__WHAT THIS TASK INVOLVES__. Beneath this sentence is a set of records; write each of them out exactly.

* BEGIN RECORD EXCERPTS *

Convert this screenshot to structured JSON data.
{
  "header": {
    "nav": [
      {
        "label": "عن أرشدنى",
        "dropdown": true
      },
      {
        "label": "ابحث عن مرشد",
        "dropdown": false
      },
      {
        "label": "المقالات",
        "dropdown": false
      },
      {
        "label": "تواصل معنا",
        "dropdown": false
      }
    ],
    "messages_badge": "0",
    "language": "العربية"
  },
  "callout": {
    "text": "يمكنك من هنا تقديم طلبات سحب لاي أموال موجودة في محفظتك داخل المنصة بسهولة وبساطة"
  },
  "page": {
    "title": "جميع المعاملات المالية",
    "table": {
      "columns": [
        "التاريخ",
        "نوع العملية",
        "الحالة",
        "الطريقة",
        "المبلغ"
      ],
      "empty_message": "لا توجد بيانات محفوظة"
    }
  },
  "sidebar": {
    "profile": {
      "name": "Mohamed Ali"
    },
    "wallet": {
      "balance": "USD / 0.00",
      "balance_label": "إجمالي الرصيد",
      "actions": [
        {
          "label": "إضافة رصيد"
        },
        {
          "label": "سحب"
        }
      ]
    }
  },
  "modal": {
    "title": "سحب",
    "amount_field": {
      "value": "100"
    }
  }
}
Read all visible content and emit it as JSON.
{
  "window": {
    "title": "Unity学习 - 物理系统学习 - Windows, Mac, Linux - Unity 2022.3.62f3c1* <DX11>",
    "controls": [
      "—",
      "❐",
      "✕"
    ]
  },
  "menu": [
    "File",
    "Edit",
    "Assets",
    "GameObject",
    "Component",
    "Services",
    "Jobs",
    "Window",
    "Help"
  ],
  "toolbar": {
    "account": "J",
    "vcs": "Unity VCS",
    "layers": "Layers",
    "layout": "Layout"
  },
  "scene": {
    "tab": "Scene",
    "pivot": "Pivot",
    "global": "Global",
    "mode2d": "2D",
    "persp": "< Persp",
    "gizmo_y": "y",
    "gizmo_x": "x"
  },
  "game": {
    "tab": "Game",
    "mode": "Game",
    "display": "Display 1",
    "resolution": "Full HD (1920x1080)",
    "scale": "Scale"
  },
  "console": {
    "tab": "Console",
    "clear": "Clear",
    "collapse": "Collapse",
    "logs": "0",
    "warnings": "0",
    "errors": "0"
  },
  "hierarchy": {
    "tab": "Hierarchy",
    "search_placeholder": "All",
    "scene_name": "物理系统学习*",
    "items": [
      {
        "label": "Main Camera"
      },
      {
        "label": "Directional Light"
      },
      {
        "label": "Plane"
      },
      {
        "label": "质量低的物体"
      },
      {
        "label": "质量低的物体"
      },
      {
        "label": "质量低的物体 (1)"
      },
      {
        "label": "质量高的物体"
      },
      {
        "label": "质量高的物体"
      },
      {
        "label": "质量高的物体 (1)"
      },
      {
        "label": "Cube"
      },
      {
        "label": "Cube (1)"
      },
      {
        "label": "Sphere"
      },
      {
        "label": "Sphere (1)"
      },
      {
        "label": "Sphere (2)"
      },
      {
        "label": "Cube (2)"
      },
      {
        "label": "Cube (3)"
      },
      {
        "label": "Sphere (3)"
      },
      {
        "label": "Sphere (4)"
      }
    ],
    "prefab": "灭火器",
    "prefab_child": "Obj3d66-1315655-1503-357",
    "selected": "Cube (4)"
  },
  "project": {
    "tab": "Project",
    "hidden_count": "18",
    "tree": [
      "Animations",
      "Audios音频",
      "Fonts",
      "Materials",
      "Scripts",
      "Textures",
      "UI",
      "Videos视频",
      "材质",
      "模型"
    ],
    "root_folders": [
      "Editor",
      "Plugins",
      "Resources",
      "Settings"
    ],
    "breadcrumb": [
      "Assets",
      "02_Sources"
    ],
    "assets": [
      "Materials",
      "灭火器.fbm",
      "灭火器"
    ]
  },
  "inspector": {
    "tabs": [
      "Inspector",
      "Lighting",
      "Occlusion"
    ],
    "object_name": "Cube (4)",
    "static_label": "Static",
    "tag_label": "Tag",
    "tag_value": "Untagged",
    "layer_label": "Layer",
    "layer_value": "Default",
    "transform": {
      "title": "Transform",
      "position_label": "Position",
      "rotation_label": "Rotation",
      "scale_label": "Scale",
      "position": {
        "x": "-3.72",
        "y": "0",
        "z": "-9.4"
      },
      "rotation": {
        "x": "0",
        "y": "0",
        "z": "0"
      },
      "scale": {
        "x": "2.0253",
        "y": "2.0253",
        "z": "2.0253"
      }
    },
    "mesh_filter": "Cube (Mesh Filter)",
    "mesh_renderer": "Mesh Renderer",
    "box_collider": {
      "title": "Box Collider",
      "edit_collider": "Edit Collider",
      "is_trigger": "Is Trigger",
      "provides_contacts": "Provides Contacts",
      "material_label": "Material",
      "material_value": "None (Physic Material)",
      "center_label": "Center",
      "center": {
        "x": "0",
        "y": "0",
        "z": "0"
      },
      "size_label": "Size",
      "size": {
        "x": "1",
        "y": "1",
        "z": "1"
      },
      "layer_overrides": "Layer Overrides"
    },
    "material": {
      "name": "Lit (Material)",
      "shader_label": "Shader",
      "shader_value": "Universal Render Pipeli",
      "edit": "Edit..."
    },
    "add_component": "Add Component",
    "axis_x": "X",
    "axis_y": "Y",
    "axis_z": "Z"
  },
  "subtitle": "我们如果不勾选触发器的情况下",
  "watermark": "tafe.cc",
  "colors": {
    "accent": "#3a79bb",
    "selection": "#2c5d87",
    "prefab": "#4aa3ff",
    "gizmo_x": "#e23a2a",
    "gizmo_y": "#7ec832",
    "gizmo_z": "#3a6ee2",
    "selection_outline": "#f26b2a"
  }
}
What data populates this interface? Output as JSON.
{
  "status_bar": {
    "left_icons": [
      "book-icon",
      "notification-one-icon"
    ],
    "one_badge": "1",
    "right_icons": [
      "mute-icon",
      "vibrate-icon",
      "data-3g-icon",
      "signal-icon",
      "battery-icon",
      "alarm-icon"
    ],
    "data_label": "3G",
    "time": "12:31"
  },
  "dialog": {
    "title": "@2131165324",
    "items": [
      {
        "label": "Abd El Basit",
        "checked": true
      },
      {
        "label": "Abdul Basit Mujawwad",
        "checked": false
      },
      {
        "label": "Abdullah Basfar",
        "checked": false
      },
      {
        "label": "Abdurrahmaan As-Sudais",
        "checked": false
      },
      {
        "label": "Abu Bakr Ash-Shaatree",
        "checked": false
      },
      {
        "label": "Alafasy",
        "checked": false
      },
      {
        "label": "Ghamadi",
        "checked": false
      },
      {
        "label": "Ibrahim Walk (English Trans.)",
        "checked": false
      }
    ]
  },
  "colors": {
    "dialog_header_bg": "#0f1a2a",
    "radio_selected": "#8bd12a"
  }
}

* END RECORD EXCERPTS *

__RESPONSE TO THIS EXERCISE__.
Convert this screenshot to structured JSON data.
{
  "header": {
    "nav": [
      {
        "label": "عن أرشدنى",
        "dropdown": true
      },
      {
        "label": "ابحث عن مرشد",
        "dropdown": false
      },
      {
        "label": "المقالات",
        "dropdown": false
      },
      {
        "label": "تواصل معنا",
        "dropdown": false
      }
    ],
    "messages_badge": "0",
    "language": "العربية"
  },
  "callout": {
    "text": "يمكنك من هنا تقديم طلبات سحب لاي أموال موجودة في محفظتك داخل المنصة بسهولة وبساطة"
  },
  "page": {
    "title": "جميع المعاملات المالية",
    "table": {
      "columns": [
        "التاريخ",
        "نوع العملية",
        "الحالة",
        "الطريقة",
        "المبلغ"
      ],
      "empty_message": "لا توجد بيانات محفوظة"
    }
  },
  "sidebar": {
    "profile": {
      "name": "Mohamed Ali"
    },
    "wallet": {
      "balance": "USD / 0.00",
      "balance_label": "إجمالي الرصيد",
      "actions": [
        {
          "label": "إضافة رصيد"
        },
        {
          "label": "سحب"
        }
      ]
    }
  },
  "modal": {
    "title": "سحب",
    "amount_field": {
      "value": "100"
    }
  }
}
Read all visible content and emit it as JSON.
{
  "window": {
    "title": "Unity学习 - 物理系统学习 - Windows, Mac, Linux - Unity 2022.3.62f3c1* <DX11>",
    "controls": [
      "—",
      "❐",
      "✕"
    ]
  },
  "menu": [
    "File",
    "Edit",
    "Assets",
    "GameObject",
    "Component",
    "Services",
    "Jobs",
    "Window",
    "Help"
  ],
  "toolbar": {
    "account": "J",
    "vcs": "Unity VCS",
    "layers": "Layers",
    "layout": "Layout"
  },
  "scene": {
    "tab": "Scene",
    "pivot": "Pivot",
    "global": "Global",
    "mode2d": "2D",
    "persp": "< Persp",
    "gizmo_y": "y",
    "gizmo_x": "x"
  },
  "game": {
    "tab": "Game",
    "mode": "Game",
    "display": "Display 1",
    "resolution": "Full HD (1920x1080)",
    "scale": "Scale"
  },
  "console": {
    "tab": "Console",
    "clear": "Clear",
    "collapse": "Collapse",
    "logs": "0",
    "warnings": "0",
    "errors": "0"
  },
  "hierarchy": {
    "tab": "Hierarchy",
    "search_placeholder": "All",
    "scene_name": "物理系统学习*",
    "items": [
      {
        "label": "Main Camera"
      },
      {
        "label": "Directional Light"
      },
      {
        "label": "Plane"
      },
      {
        "label": "质量低的物体"
      },
      {
        "label": "质量低的物体"
      },
      {
        "label": "质量低的物体 (1)"
      },
      {
        "label": "质量高的物体"
      },
      {
        "label": "质量高的物体"
      },
      {
        "label": "质量高的物体 (1)"
      },
      {
        "label": "Cube"
      },
      {
        "label": "Cube (1)"
      },
      {
        "label": "Sphere"
      },
      {
        "label": "Sphere (1)"
      },
      {
        "label": "Sphere (2)"
      },
      {
        "label": "Cube (2)"
      },
      {
        "label": "Cube (3)"
      },
      {
        "label": "Sphere (3)"
      },
      {
        "label": "Sphere (4)"
      }
    ],
    "prefab": "灭火器",
    "prefab_child": "Obj3d66-1315655-1503-357",
    "selected": "Cube (4)"
  },
  "project": {
    "tab": "Project",
    "hidden_count": "18",
    "tree": [
      "Animations",
      "Audios音频",
      "Fonts",
      "Materials",
      "Scripts",
      "Textures",
      "UI",
      "Videos视频",
      "材质",
      "模型"
    ],
    "root_folders": [
      "Editor",
      "Plugins",
      "Resources",
      "Settings"
    ],
    "breadcrumb": [
      "Assets",
      "02_Sources"
    ],
    "assets": [
      "Materials",
      "灭火器.fbm",
      "灭火器"
    ]
  },
  "inspector": {
    "tabs": [
      "Inspector",
      "Lighting",
      "Occlusion"
    ],
    "object_name": "Cube (4)",
    "static_label": "Static",
    "tag_label": "Tag",
    "tag_value": "Untagged",
    "layer_label": "Layer",
    "layer_value": "Default",
    "transform": {
      "title": "Transform",
      "position_label": "Position",
      "rotation_label": "Rotation",
      "scale_label": "Scale",
      "position": {
        "x": "-3.72",
        "y": "0",
        "z": "-9.4"
      },
      "rotation": {
        "x": "0",
        "y": "0",
        "z": "0"
      },
      "scale": {
        "x": "2.0253",
        "y": "2.0253",
        "z": "2.0253"
      }
    },
    "mesh_filter": "Cube (Mesh Filter)",
    "mesh_renderer": "Mesh Renderer",
    "box_collider": {
      "title": "Box Collider",
      "edit_collider": "Edit Collider",
      "is_trigger": "Is Trigger",
      "provides_contacts": "Provides Contacts",
      "material_label": "Material",
      "material_value": "None (Physic Material)",
      "center_label": "Center",
      "center": {
        "x": "0",
        "y": "0",
        "z": "0"
      },
      "size_label": "Size",
      "size": {
        "x": "1",
        "y": "1",
        "z": "1"
      },
      "layer_overrides": "Layer Overrides"
    },
    "material": {
      "name": "Lit (Material)",
      "shader_label": "Shader",
      "shader_value": "Universal Render Pipeli",
      "edit": "Edit..."
    },
    "add_component": "Add Component",
    "axis_x": "X",
    "axis_y": "Y",
    "axis_z": "Z"
  },
  "subtitle": "我们如果不勾选触发器的情况下",
  "watermark": "tafe.cc",
  "colors": {
    "accent": "#3a79bb",
    "selection": "#2c5d87",
    "prefab": "#4aa3ff",
    "gizmo_x": "#e23a2a",
    "gizmo_y": "#7ec832",
    "gizmo_z": "#3a6ee2",
    "selection_outline": "#f26b2a"
  }
}
What data populates this interface? Output as JSON.
{
  "status_bar": {
    "left_icons": [
      "book-icon",
      "notification-one-icon"
    ],
    "one_badge": "1",
    "right_icons": [
      "mute-icon",
      "vibrate-icon",
      "data-3g-icon",
      "signal-icon",
      "battery-icon",
      "alarm-icon"
    ],
    "data_label": "3G",
    "time": "12:31"
  },
  "dialog": {
    "title": "@2131165324",
    "items": [
      {
        "label": "Abd El Basit",
        "checked": true
      },
      {
        "label": "Abdul Basit Mujawwad",
        "checked": false
      },
      {
        "label": "Abdullah Basfar",
        "checked": false
      },
      {
        "label": "Abdurrahmaan As-Sudais",
        "checked": false
      },
      {
        "label": "Abu Bakr Ash-Shaatree",
        "checked": false
      },
      {
        "label": "Alafasy",
        "checked": false
      },
      {
        "label": "Ghamadi",
        "checked": false
      },
      {
        "label": "Ibrahim Walk (English Trans.)",
        "checked": false
      }
    ]
  },
  "colors": {
    "dialog_header_bg": "#0f1a2a",
    "radio_selected": "#8bd12a"
  }
}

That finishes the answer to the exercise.